JEP proposed to target JDK 11: 330: Launch Single-File Source-Code Programs
Roman Kennke
roman at kennke.org
Thu May 24 09:45:41 UTC 2018
Thanks Brian and Jon for clarification. I'd be happy with a short version of this in the non-goals section of the JEP.
Also, //! sounds like a cool idea. Indeed I seem to remember that some version of Unix already does this (was it some BSD variant to support csh scripts? don't remember...)
Cheers, Roman
(/me goes back to the beach...)
Am 24. Mai 2018 02:41:20 MESZ schrieb Brian Goetz <brian.goetz at oracle.com>:
>
>
>> On 21/05/18 16:41, Brian Goetz wrote:
>>> I think this is mostly a "glass 5% empty" argument. Let's retrace
>our
>>> steps.
>> Before we 'retrace' may I ask: was that meant to be 5% or 50%?
>
>I did mean 5%. The small number was not intended to minimize Roman's
>concern, but to minimize the place of the shebang feature in this JEP
>itself. In setting our goals for the project, shebang support was
>always a pretty small, and entirely optional, part of the picture (a
>"stretch goal"). So if a small part of the whole is somewhat smaller
>than some might prefer, the difference is, necessarily, pretty small.
>(If we hadn't found a reasonably stable place to draw the line (I think
>
>we were kind of lucky to have done so), we would have been perfectly
>fine to have no shebang support, but I do think the status quo is much
>better than that.)
>
>> It certainly is not what I
>> was expecting and hoping to hear given your use of the word
>'retrace'.
>
>OK, let me explain the sense of "retrace" here. As one of the
>instigators for this project, I am in a position to speak
>authoritatively to motivation, intentions, and goals. While we of
>course attempt to lay these out in the JEP and in related
>communications, the reality is that one will never capture all the
>possible tradeoffs and interpretations in a short document. So, when
>someone comes along with a different idea of what the goals of the
>project could have been, the sensible first step is to go back to our
>motivation, and clarify, in the context of the current relevant
>question. (This isn't necessarily a failing of the expression of the
>JEP; no one would be served by a 200 page JEP that tries to anticipate
>every possible interaction and interpretation, and the cost of
>producing
>such a document would be way out of line with its value.) So by
>retrace, I mean "let's go back to the inception of the project, which
>is
>necessarily uncaptured, and look at the thoughts that were in our heads
>
>at that time that might shed light on how we ended up where we did."

▶ _PARTS OF THE EXERCISE_
**1)** In the JEP 330 message, switch "retrace" to "revisit" and give the passage again, starting with "Am 24. Mai 2018" and going on through "be 5% or 50%?".
**2)** Condense the paragraph of the JEP 330 message that begins "I did mean 5%" into a few shorter sentences that keep its main facts.

▶ _DATA LINES_
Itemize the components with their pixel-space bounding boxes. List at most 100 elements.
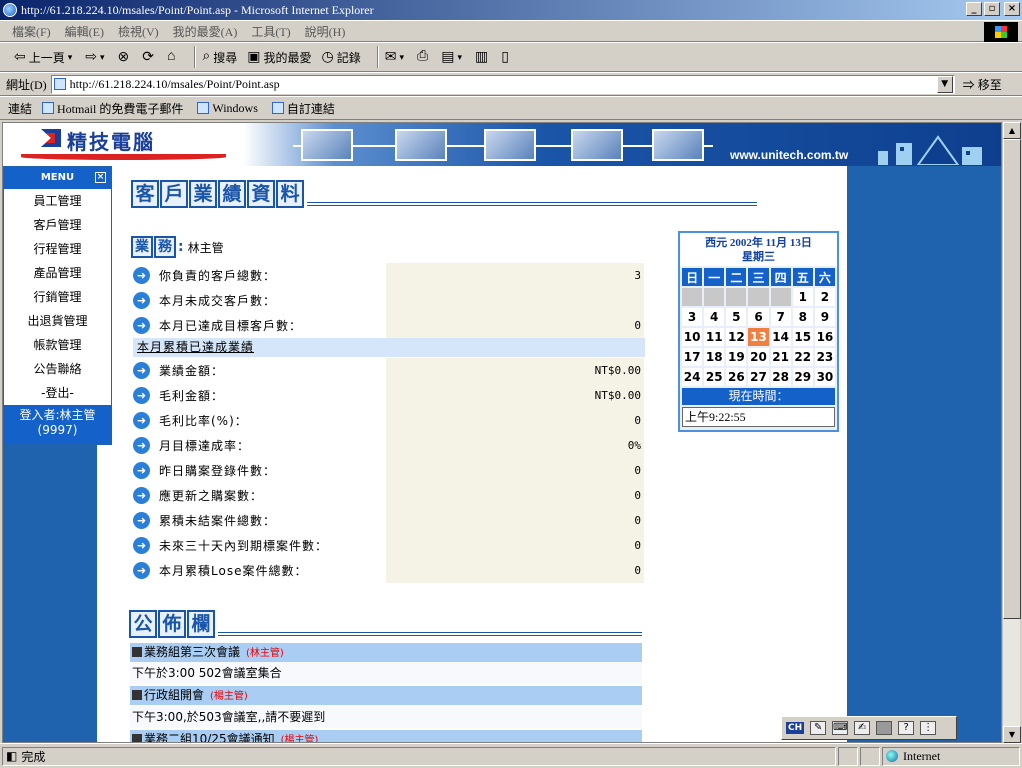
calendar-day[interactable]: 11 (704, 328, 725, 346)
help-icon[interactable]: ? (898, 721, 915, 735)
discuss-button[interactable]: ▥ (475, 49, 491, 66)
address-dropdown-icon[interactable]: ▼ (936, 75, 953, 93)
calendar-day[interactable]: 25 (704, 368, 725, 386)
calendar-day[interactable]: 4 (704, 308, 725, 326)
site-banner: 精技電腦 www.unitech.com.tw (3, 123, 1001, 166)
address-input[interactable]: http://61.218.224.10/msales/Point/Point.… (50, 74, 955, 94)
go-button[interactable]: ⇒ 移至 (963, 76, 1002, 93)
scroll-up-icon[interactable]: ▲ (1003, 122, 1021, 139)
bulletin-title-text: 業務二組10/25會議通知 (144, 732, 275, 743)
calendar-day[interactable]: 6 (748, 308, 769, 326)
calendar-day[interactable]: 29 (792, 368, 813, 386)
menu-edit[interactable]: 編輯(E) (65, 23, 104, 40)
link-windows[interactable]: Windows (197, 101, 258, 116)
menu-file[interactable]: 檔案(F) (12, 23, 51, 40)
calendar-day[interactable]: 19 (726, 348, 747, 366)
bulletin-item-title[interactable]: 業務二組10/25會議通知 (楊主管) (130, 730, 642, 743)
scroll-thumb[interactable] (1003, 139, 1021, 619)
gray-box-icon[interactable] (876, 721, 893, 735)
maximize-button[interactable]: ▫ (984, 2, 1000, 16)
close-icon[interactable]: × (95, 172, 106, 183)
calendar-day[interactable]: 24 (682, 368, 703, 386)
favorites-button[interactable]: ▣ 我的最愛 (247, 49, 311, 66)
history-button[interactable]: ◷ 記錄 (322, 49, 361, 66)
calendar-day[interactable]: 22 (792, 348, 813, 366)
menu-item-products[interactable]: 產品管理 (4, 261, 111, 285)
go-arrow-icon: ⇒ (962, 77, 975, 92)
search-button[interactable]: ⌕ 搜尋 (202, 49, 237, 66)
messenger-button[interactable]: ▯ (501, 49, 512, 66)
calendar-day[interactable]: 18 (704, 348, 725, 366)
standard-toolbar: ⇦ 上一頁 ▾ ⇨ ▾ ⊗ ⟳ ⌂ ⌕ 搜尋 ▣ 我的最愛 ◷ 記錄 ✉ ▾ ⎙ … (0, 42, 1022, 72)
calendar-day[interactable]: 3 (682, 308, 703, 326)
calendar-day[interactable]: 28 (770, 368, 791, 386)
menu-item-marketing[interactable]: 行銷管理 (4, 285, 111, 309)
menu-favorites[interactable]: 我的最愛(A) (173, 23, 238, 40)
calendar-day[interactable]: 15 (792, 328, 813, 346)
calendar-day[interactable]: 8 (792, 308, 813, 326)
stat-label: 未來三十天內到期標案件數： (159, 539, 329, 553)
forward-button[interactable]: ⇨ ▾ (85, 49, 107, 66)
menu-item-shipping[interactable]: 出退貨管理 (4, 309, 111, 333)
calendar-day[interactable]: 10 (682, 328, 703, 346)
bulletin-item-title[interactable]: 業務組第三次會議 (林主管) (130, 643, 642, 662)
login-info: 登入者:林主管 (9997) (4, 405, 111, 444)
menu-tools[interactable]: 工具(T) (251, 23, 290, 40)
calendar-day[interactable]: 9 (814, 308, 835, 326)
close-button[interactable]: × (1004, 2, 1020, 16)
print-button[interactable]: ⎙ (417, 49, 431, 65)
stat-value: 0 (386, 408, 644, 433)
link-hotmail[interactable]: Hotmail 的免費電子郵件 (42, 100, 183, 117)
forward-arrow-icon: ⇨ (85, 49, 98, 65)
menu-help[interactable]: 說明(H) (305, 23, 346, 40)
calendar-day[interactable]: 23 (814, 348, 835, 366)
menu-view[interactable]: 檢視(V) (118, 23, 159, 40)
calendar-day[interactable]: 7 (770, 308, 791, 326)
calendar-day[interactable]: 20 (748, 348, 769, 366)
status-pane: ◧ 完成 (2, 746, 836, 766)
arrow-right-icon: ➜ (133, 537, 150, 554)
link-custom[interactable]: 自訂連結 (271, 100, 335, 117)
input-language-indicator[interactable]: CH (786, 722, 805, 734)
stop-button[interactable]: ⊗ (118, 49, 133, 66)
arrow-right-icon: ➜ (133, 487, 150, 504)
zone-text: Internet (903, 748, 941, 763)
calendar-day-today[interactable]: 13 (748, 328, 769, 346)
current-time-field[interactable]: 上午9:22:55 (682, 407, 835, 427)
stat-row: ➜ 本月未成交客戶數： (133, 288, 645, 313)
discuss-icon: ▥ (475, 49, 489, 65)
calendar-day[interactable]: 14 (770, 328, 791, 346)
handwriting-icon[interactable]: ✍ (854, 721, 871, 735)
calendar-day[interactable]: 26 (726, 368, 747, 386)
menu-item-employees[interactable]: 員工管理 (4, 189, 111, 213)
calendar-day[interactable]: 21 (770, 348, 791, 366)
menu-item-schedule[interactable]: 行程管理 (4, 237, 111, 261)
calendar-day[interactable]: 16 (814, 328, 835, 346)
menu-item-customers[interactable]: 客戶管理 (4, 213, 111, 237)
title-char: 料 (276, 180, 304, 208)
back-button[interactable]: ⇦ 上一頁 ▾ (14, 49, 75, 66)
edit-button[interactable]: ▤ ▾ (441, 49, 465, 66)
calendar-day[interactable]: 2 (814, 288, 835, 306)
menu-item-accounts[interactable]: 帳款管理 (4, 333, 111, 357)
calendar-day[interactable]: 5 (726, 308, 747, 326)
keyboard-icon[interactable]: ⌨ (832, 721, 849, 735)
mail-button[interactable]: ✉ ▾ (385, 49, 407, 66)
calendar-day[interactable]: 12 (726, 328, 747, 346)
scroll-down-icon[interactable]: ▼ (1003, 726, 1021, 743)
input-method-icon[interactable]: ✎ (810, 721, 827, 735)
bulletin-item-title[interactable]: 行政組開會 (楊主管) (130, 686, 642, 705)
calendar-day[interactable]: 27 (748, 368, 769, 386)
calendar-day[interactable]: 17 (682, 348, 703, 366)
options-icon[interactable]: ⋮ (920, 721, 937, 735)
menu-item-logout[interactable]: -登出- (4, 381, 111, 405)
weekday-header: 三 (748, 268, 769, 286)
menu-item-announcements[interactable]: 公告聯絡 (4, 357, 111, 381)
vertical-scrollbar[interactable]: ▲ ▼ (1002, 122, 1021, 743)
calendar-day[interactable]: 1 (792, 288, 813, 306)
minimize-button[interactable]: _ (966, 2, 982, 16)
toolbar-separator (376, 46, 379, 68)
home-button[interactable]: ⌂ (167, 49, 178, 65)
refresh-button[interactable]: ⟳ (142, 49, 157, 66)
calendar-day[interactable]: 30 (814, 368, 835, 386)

==

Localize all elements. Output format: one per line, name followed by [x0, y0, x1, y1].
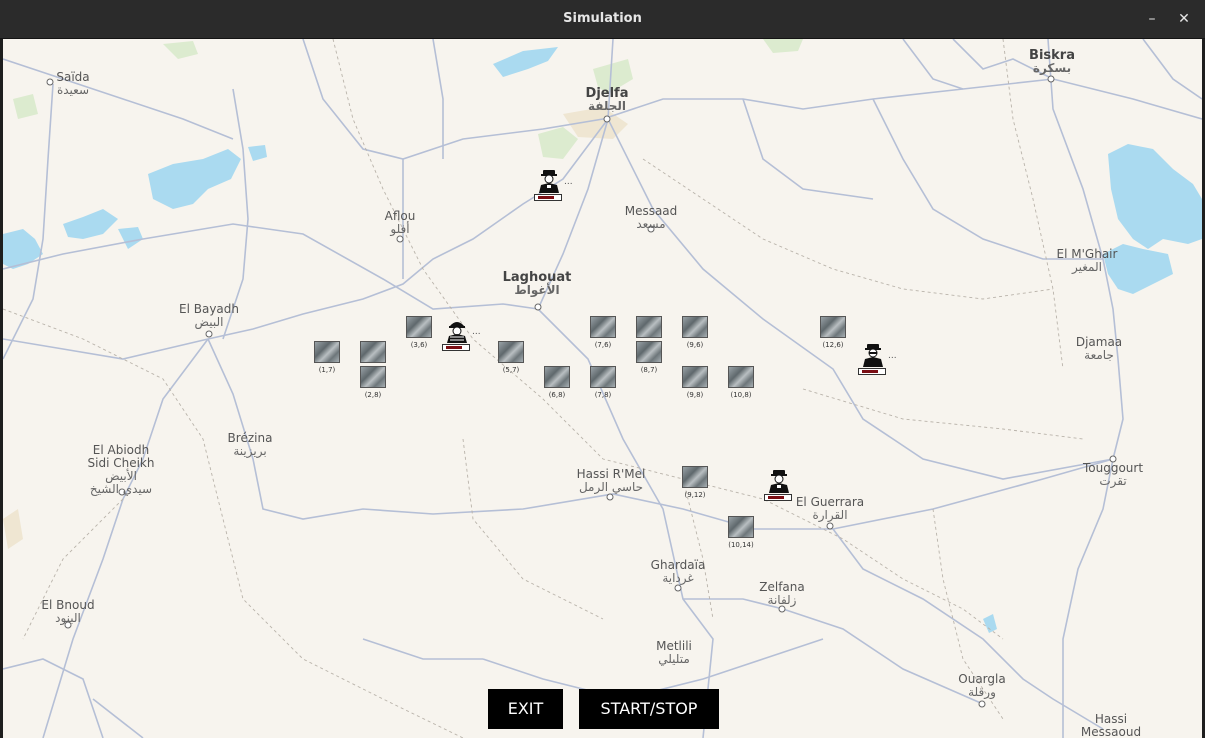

▶ _ANSWERS FOR THE TASKS_
**1)**
Am 24. Mai 2018 02:41:20 MESZ schrieb Brian Goetz <brian.goetz at oracle.com>:
>
>
>> On 21/05/18 16:41, Brian Goetz wrote:
>>> I think this is mostly a "glass 5% empty" argument. Let's revisit
>our
>>> steps.
>> Before we 'revisit' may I ask: was that meant to be 5% or 50%?

**2)** I did mean 5%. The small number was meant to minimize the shebang feature's place in this JEP, not Roman's concern. Shebang support was always a small, entirely optional "stretch goal," so if it ended up somewhat smaller than some might prefer, the difference is necessarily small. Without a reasonably stable place to draw the line, having no shebang support would have been perfectly fine, but the status quo is much better than that.